### Given information
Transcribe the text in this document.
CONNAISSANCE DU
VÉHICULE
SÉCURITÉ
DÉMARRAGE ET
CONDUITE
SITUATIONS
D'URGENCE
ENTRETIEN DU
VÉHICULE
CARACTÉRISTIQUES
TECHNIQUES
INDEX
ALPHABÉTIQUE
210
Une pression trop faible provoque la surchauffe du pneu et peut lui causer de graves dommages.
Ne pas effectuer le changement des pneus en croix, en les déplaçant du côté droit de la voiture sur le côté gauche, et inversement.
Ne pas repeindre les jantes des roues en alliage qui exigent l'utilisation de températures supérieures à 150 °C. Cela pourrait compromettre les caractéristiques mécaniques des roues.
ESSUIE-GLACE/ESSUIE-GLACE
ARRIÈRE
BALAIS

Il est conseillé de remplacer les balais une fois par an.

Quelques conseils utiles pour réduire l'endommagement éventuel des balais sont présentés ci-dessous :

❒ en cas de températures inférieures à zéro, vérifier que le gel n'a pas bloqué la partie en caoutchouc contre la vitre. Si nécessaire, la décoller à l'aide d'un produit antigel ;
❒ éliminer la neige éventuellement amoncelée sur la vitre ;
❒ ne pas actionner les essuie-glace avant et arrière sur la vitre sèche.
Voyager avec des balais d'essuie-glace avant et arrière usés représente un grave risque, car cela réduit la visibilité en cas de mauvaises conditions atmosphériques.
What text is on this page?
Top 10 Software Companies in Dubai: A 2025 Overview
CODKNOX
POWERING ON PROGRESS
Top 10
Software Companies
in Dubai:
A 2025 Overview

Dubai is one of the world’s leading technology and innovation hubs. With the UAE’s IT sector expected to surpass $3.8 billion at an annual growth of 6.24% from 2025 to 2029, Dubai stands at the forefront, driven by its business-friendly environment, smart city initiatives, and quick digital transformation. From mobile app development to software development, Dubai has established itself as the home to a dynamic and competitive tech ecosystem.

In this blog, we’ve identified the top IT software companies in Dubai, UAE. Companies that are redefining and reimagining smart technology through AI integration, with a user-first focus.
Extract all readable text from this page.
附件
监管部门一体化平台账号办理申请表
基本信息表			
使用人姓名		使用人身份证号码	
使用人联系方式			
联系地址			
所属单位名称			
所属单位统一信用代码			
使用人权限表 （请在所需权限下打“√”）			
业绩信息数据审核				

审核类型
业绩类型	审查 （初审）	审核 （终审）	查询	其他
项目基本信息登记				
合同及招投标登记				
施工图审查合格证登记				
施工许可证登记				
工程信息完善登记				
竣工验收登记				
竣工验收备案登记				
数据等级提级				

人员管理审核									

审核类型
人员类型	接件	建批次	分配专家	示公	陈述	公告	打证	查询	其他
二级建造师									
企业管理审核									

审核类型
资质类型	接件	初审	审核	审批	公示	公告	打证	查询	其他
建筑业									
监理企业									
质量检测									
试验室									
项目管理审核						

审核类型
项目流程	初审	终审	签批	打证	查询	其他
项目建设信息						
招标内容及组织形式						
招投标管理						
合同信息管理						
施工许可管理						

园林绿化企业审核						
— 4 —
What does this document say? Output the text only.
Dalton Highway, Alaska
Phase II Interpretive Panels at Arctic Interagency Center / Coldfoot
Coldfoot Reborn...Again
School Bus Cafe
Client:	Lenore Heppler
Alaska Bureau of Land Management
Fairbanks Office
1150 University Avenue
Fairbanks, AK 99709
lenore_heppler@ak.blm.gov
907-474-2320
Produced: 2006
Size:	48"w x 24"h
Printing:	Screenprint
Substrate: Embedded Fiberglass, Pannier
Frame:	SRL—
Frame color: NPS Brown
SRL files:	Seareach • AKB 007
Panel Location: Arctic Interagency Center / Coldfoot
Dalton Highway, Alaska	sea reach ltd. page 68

### Instructions to follow
Return each entry from the material above exactly as it appears.

### Exercise solution
Transcribe the text in this document.
CONNAISSANCE DU
VÉHICULE
SÉCURITÉ
DÉMARRAGE ET
CONDUITE
SITUATIONS
D'URGENCE
ENTRETIEN DU
VÉHICULE
CARACTÉRISTIQUES
TECHNIQUES
INDEX
ALPHABÉTIQUE
210
Une pression trop faible provoque la surchauffe du pneu et peut lui causer de graves dommages.
Ne pas effectuer le changement des pneus en croix, en les déplaçant du côté droit de la voiture sur le côté gauche, et inversement.
Ne pas repeindre les jantes des roues en alliage qui exigent l'utilisation de températures supérieures à 150 °C. Cela pourrait compromettre les caractéristiques mécaniques des roues.
ESSUIE-GLACE/ESSUIE-GLACE
ARRIÈRE
BALAIS

Il est conseillé de remplacer les balais une fois par an.

Quelques conseils utiles pour réduire l'endommagement éventuel des balais sont présentés ci-dessous :

❒ en cas de températures inférieures à zéro, vérifier que le gel n'a pas bloqué la partie en caoutchouc contre la vitre. Si nécessaire, la décoller à l'aide d'un produit antigel ;
❒ éliminer la neige éventuellement amoncelée sur la vitre ;
❒ ne pas actionner les essuie-glace avant et arrière sur la vitre sèche.
Voyager avec des balais d'essuie-glace avant et arrière usés représente un grave risque, car cela réduit la visibilité en cas de mauvaises conditions atmosphériques.
What text is on this page?
Top 10 Software Companies in Dubai: A 2025 Overview
CODKNOX
POWERING ON PROGRESS
Top 10
Software Companies
in Dubai:
A 2025 Overview

Dubai is one of the world’s leading technology and innovation hubs. With the UAE’s IT sector expected to surpass $3.8 billion at an annual growth of 6.24% from 2025 to 2029, Dubai stands at the forefront, driven by its business-friendly environment, smart city initiatives, and quick digital transformation. From mobile app development to software development, Dubai has established itself as the home to a dynamic and competitive tech ecosystem.

In this blog, we’ve identified the top IT software companies in Dubai, UAE. Companies that are redefining and reimagining smart technology through AI integration, with a user-first focus.
Extract all readable text from this page.
附件
监管部门一体化平台账号办理申请表
基本信息表			
使用人姓名		使用人身份证号码	
使用人联系方式			
联系地址			
所属单位名称			
所属单位统一信用代码			
使用人权限表 （请在所需权限下打“√”）			
业绩信息数据审核				

审核类型
业绩类型	审查 （初审）	审核 （终审）	查询	其他
项目基本信息登记				
合同及招投标登记				
施工图审查合格证登记				
施工许可证登记				
工程信息完善登记				
竣工验收登记				
竣工验收备案登记				
数据等级提级				

人员管理审核									

审核类型
人员类型	接件	建批次	分配专家	示公	陈述	公告	打证	查询	其他
二级建造师									
企业管理审核									

审核类型
资质类型	接件	初审	审核	审批	公示	公告	打证	查询	其他
建筑业									
监理企业									
质量检测									
试验室									
项目管理审核						

审核类型
项目流程	初审	终审	签批	打证	查询	其他
项目建设信息						
招标内容及组织形式						
招投标管理						
合同信息管理						
施工许可管理						

园林绿化企业审核						
— 4 —
What does this document say? Output the text only.
Dalton Highway, Alaska
Phase II Interpretive Panels at Arctic Interagency Center / Coldfoot
Coldfoot Reborn...Again
School Bus Cafe
Client:	Lenore Heppler
Alaska Bureau of Land Management
Fairbanks Office
1150 University Avenue
Fairbanks, AK 99709
lenore_heppler@ak.blm.gov
907-474-2320
Produced: 2006
Size:	48"w x 24"h
Printing:	Screenprint
Substrate: Embedded Fiberglass, Pannier
Frame:	SRL—
Frame color: NPS Brown
SRL files:	Seareach • AKB 007
Panel Location: Arctic Interagency Center / Coldfoot
Dalton Highway, Alaska	sea reach ltd. page 68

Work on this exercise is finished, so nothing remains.